Data excerpts:
■ ■ ■ ■
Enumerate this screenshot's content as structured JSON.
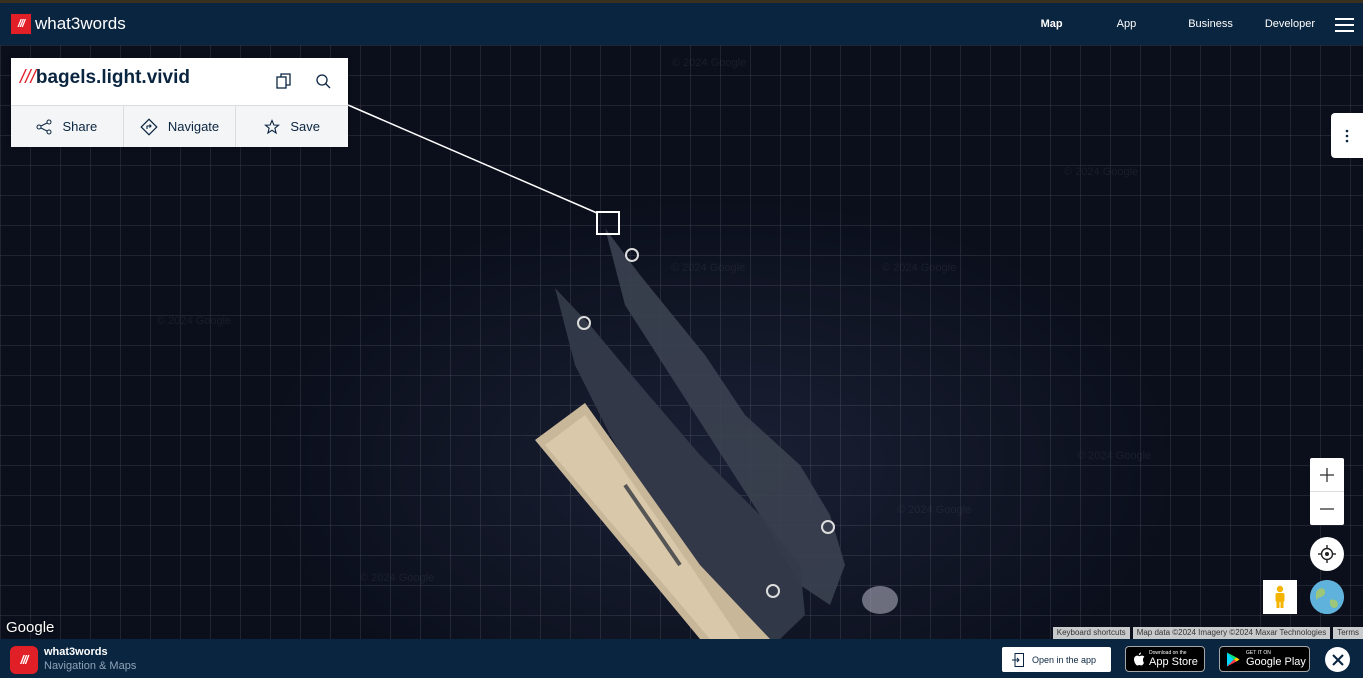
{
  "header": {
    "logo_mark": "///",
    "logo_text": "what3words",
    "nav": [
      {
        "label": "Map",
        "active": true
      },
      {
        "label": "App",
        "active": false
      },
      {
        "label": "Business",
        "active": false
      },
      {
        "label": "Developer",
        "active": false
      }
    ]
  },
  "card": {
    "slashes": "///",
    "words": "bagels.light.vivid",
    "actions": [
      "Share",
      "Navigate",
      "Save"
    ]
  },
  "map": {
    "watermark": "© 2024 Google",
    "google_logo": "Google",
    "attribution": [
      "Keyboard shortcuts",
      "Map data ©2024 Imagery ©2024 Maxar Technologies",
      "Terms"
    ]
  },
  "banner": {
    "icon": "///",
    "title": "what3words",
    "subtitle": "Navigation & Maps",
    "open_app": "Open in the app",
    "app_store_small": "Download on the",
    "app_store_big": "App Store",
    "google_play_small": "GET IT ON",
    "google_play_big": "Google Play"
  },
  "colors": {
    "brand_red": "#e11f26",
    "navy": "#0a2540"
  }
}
■ ■ ■ ■
Write the full listing out again with every line unchanged, but include no pictures.

Solution to the problem:
Enumerate this screenshot's content as structured JSON.
{
  "header": {
    "logo_mark": "///",
    "logo_text": "what3words",
    "nav": [
      {
        "label": "Map",
        "active": true
      },
      {
        "label": "App",
        "active": false
      },
      {
        "label": "Business",
        "active": false
      },
      {
        "label": "Developer",
        "active": false
      }
    ]
  },
  "card": {
    "slashes": "///",
    "words": "bagels.light.vivid",
    "actions": [
      "Share",
      "Navigate",
      "Save"
    ]
  },
  "map": {
    "watermark": "© 2024 Google",
    "google_logo": "Google",
    "attribution": [
      "Keyboard shortcuts",
      "Map data ©2024 Imagery ©2024 Maxar Technologies",
      "Terms"
    ]
  },
  "banner": {
    "icon": "///",
    "title": "what3words",
    "subtitle": "Navigation & Maps",
    "open_app": "Open in the app",
    "app_store_small": "Download on the",
    "app_store_big": "App Store",
    "google_play_small": "GET IT ON",
    "google_play_big": "Google Play"
  },
  "colors": {
    "brand_red": "#e11f26",
    "navy": "#0a2540"
  }
}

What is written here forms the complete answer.